WORK INSTRUCTIONS. Take each line that has the word "What" and return it.

MATERIAL FOR THIS TASK.
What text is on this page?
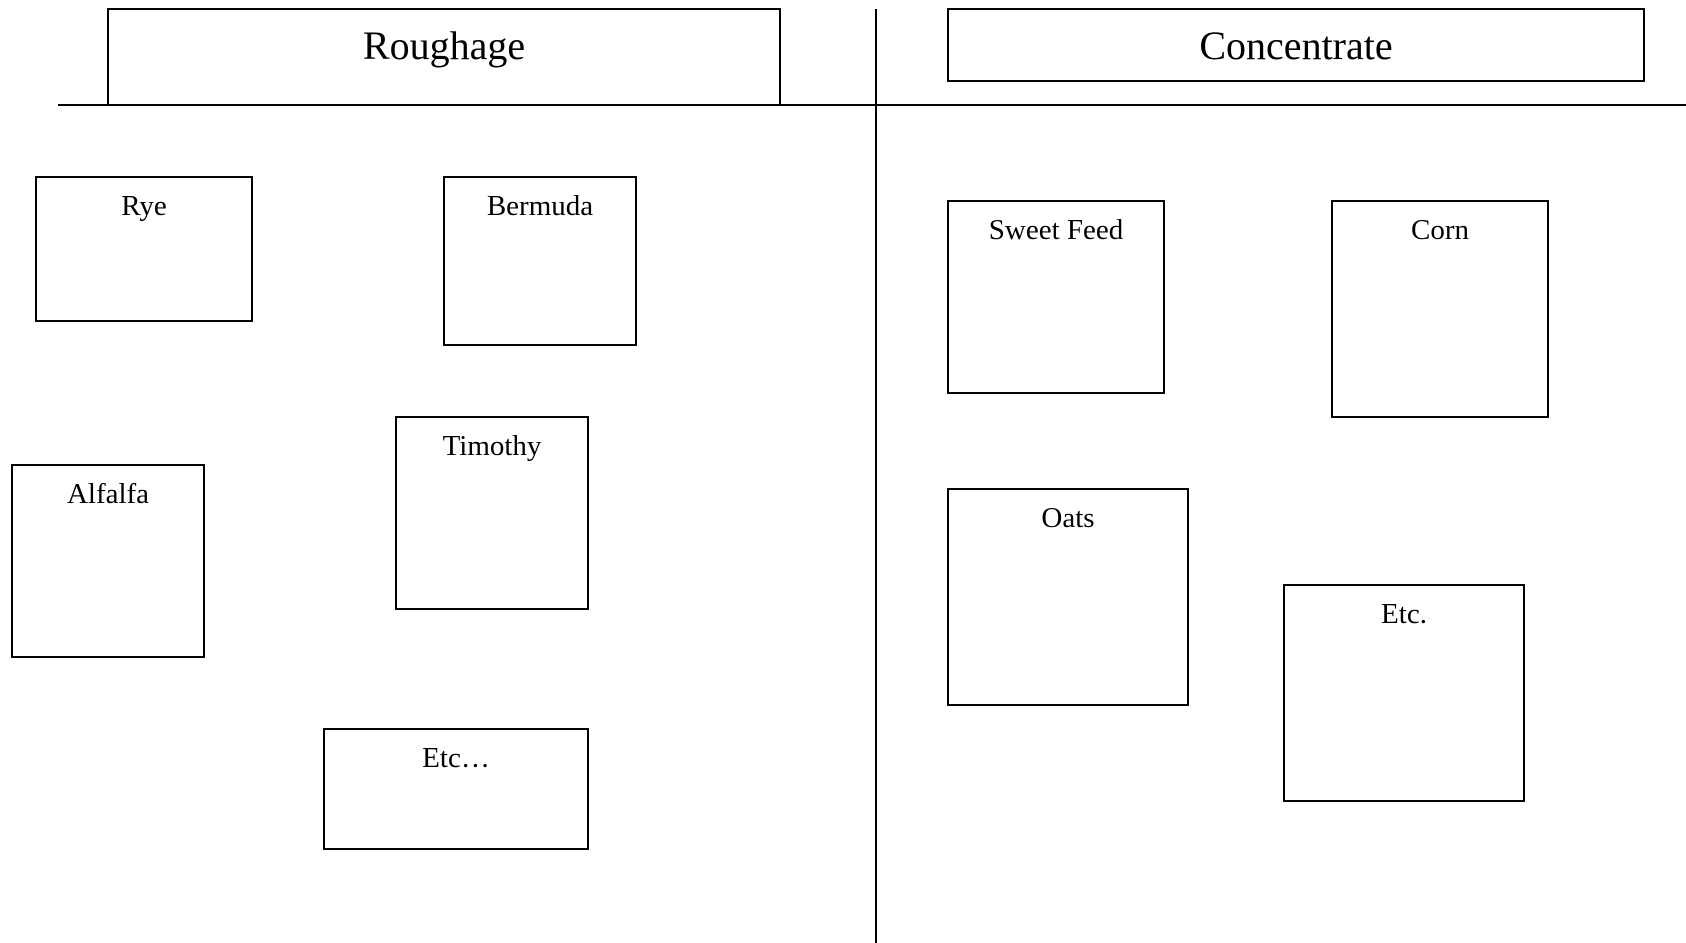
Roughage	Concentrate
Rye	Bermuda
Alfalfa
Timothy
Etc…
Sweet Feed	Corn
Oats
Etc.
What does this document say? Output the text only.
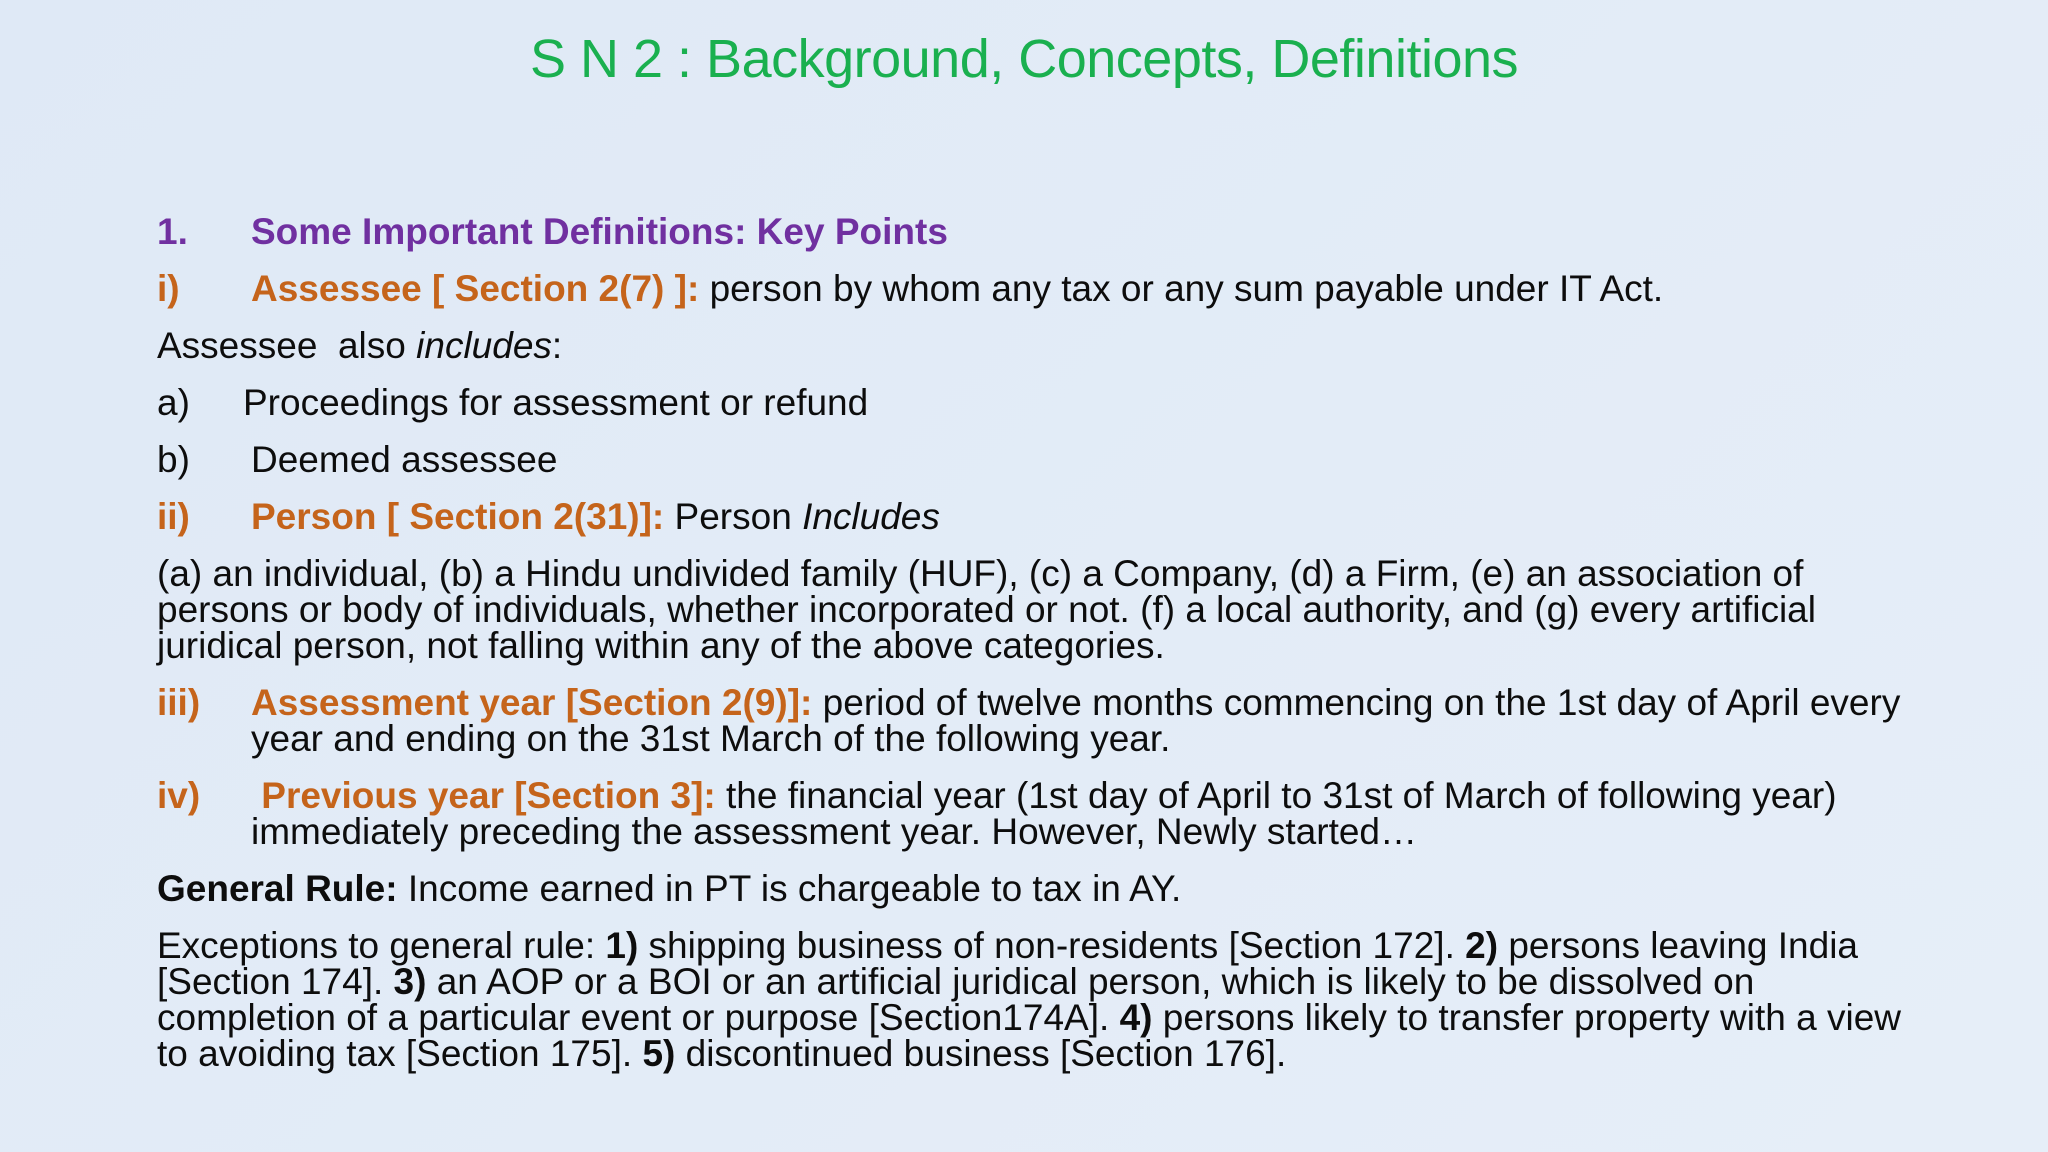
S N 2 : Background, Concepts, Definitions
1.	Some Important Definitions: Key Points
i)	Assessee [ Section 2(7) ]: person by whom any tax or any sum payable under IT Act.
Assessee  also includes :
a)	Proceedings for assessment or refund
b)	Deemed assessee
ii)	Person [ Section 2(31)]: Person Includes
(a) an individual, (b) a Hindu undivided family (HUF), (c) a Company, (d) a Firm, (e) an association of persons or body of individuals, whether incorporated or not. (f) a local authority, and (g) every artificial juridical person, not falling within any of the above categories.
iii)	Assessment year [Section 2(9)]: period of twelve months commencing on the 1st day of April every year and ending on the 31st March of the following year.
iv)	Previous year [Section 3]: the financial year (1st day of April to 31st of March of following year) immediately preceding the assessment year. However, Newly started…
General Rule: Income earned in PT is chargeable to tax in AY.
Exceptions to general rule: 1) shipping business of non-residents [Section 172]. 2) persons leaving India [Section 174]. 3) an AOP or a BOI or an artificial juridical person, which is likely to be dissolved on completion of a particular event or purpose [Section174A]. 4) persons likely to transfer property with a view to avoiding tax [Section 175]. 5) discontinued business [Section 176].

SOLUTION.
What text is on this page?
What does this document say? Output the text only.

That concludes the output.